Every record should be written out exactly, please.
* * * * *
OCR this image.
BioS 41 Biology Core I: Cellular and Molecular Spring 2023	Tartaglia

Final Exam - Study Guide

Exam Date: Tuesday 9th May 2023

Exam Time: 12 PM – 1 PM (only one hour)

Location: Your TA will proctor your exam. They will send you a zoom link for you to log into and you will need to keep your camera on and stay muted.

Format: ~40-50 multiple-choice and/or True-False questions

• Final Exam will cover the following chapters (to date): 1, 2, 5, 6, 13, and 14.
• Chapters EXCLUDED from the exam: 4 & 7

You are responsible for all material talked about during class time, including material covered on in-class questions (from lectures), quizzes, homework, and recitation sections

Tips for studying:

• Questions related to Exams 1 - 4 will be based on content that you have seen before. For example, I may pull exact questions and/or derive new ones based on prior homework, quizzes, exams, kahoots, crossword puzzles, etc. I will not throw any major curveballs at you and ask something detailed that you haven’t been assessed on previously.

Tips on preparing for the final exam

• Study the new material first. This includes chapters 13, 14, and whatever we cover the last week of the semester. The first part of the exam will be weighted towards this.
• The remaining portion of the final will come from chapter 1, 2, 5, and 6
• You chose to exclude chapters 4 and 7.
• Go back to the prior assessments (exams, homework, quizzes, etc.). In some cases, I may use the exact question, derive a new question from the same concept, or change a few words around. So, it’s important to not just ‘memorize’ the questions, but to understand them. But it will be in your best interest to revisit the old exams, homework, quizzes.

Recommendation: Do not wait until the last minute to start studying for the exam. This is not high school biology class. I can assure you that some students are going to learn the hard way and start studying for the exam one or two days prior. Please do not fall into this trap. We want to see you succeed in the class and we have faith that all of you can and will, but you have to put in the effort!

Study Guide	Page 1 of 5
* * * * *
» **Task result**
OCR this image.
BioS 41 Biology Core I: Cellular and Molecular Spring 2023	Tartaglia

Final Exam - Study Guide

Exam Date: Tuesday 9th May 2023

Exam Time: 12 PM – 1 PM (only one hour)

Location: Your TA will proctor your exam. They will send you a zoom link for you to log into and you will need to keep your camera on and stay muted.

Format: ~40-50 multiple-choice and/or True-False questions

• Final Exam will cover the following chapters (to date): 1, 2, 5, 6, 13, and 14.
• Chapters EXCLUDED from the exam: 4 & 7

You are responsible for all material talked about during class time, including material covered on in-class questions (from lectures), quizzes, homework, and recitation sections

Tips for studying:

• Questions related to Exams 1 - 4 will be based on content that you have seen before. For example, I may pull exact questions and/or derive new ones based on prior homework, quizzes, exams, kahoots, crossword puzzles, etc. I will not throw any major curveballs at you and ask something detailed that you haven’t been assessed on previously.

Tips on preparing for the final exam

• Study the new material first. This includes chapters 13, 14, and whatever we cover the last week of the semester. The first part of the exam will be weighted towards this.
• The remaining portion of the final will come from chapter 1, 2, 5, and 6
• You chose to exclude chapters 4 and 7.
• Go back to the prior assessments (exams, homework, quizzes, etc.). In some cases, I may use the exact question, derive a new question from the same concept, or change a few words around. So, it’s important to not just ‘memorize’ the questions, but to understand them. But it will be in your best interest to revisit the old exams, homework, quizzes.

Recommendation: Do not wait until the last minute to start studying for the exam. This is not high school biology class. I can assure you that some students are going to learn the hard way and start studying for the exam one or two days prior. Please do not fall into this trap. We want to see you succeed in the class and we have faith that all of you can and will, but you have to put in the effort!

Study Guide	Page 1 of 5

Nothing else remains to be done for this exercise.